== TASK TO COMPLETE ==
Each entry here needs to be set down again exactly, please; pictures are left out.

== DATA EXTRACT ==
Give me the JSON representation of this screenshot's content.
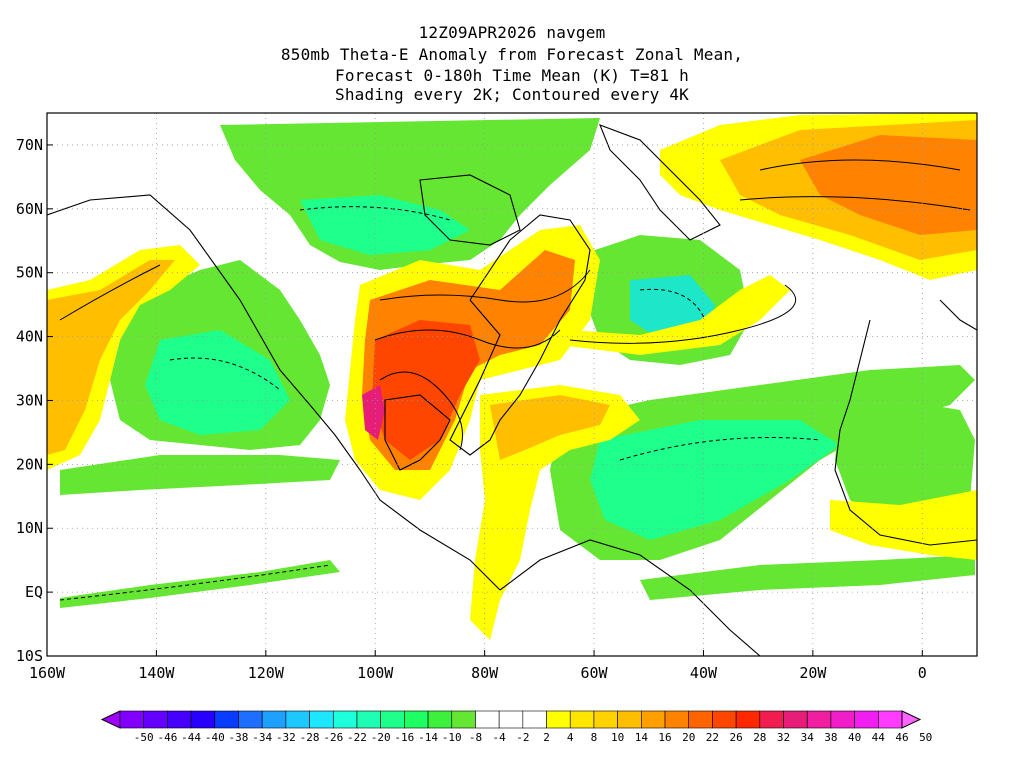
{
  "title": {
    "line1": "12Z09APR2026 navgem",
    "line2": "850mb Theta-E Anomaly from Forecast Zonal Mean,",
    "line3": "Forecast 0-180h Time Mean (K) T=81 h",
    "line4": "Shading every 2K; Contoured every 4K"
  },
  "axes": {
    "lon_labels": [
      "160W",
      "140W",
      "120W",
      "100W",
      "80W",
      "60W",
      "40W",
      "20W",
      "0"
    ],
    "lon_values": [
      -160,
      -140,
      -120,
      -100,
      -80,
      -60,
      -40,
      -20,
      0
    ],
    "lat_labels": [
      "10S",
      "EQ",
      "10N",
      "20N",
      "30N",
      "40N",
      "50N",
      "60N",
      "70N"
    ],
    "lat_values": [
      -10,
      0,
      10,
      20,
      30,
      40,
      50,
      60,
      70
    ],
    "lon_range": [
      -160,
      10
    ],
    "lat_range": [
      -10,
      75
    ],
    "grid": true
  },
  "colorbar": {
    "labels": [
      "-50",
      "-46",
      "-44",
      "-40",
      "-38",
      "-34",
      "-32",
      "-28",
      "-26",
      "-22",
      "-20",
      "-16",
      "-14",
      "-10",
      "-8",
      "-4",
      "-2",
      "2",
      "4",
      "8",
      "10",
      "14",
      "16",
      "20",
      "22",
      "26",
      "28",
      "32",
      "34",
      "38",
      "40",
      "44",
      "46",
      "50"
    ],
    "colors": [
      "#a000ff",
      "#8200ff",
      "#6400ff",
      "#4600ff",
      "#2800ff",
      "#0a3cff",
      "#1e6eff",
      "#1ea0ff",
      "#1ec8ff",
      "#1ee6ff",
      "#1effdc",
      "#1effb4",
      "#1eff8c",
      "#1eff64",
      "#3cf03c",
      "#64e632",
      "#ffffff",
      "#ffffff",
      "#ffffff",
      "#ffff00",
      "#ffe600",
      "#ffd200",
      "#ffbe00",
      "#ffa000",
      "#ff8200",
      "#ff6400",
      "#ff4600",
      "#ff2800",
      "#f01e50",
      "#e61e78",
      "#f01ea0",
      "#f01ec8",
      "#f01ef0",
      "#ff3cff",
      "#ff64ff"
    ]
  },
  "field_colors": {
    "neg_light": "#64e632",
    "neg_mid": "#1eff8c",
    "neg_deep": "#1ee6c8",
    "pos_light": "#ffff00",
    "pos_mid": "#ffbe00",
    "pos_strong": "#ff8200",
    "pos_deep": "#ff4600",
    "pos_extreme": "#e61e78"
  }
}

== TASK ANSWER ==
Give me the JSON representation of this screenshot's content.
{
  "title": {
    "line1": "12Z09APR2026 navgem",
    "line2": "850mb Theta-E Anomaly from Forecast Zonal Mean,",
    "line3": "Forecast 0-180h Time Mean (K) T=81 h",
    "line4": "Shading every 2K; Contoured every 4K"
  },
  "axes": {
    "lon_labels": [
      "160W",
      "140W",
      "120W",
      "100W",
      "80W",
      "60W",
      "40W",
      "20W",
      "0"
    ],
    "lon_values": [
      -160,
      -140,
      -120,
      -100,
      -80,
      -60,
      -40,
      -20,
      0
    ],
    "lat_labels": [
      "10S",
      "EQ",
      "10N",
      "20N",
      "30N",
      "40N",
      "50N",
      "60N",
      "70N"
    ],
    "lat_values": [
      -10,
      0,
      10,
      20,
      30,
      40,
      50,
      60,
      70
    ],
    "lon_range": [
      -160,
      10
    ],
    "lat_range": [
      -10,
      75
    ],
    "grid": true
  },
  "colorbar": {
    "labels": [
      "-50",
      "-46",
      "-44",
      "-40",
      "-38",
      "-34",
      "-32",
      "-28",
      "-26",
      "-22",
      "-20",
      "-16",
      "-14",
      "-10",
      "-8",
      "-4",
      "-2",
      "2",
      "4",
      "8",
      "10",
      "14",
      "16",
      "20",
      "22",
      "26",
      "28",
      "32",
      "34",
      "38",
      "40",
      "44",
      "46",
      "50"
    ],
    "colors": [
      "#a000ff",
      "#8200ff",
      "#6400ff",
      "#4600ff",
      "#2800ff",
      "#0a3cff",
      "#1e6eff",
      "#1ea0ff",
      "#1ec8ff",
      "#1ee6ff",
      "#1effdc",
      "#1effb4",
      "#1eff8c",
      "#1eff64",
      "#3cf03c",
      "#64e632",
      "#ffffff",
      "#ffffff",
      "#ffffff",
      "#ffff00",
      "#ffe600",
      "#ffd200",
      "#ffbe00",
      "#ffa000",
      "#ff8200",
      "#ff6400",
      "#ff4600",
      "#ff2800",
      "#f01e50",
      "#e61e78",
      "#f01ea0",
      "#f01ec8",
      "#f01ef0",
      "#ff3cff",
      "#ff64ff"
    ]
  },
  "field_colors": {
    "neg_light": "#64e632",
    "neg_mid": "#1eff8c",
    "neg_deep": "#1ee6c8",
    "pos_light": "#ffff00",
    "pos_mid": "#ffbe00",
    "pos_strong": "#ff8200",
    "pos_deep": "#ff4600",
    "pos_extreme": "#e61e78"
  }
}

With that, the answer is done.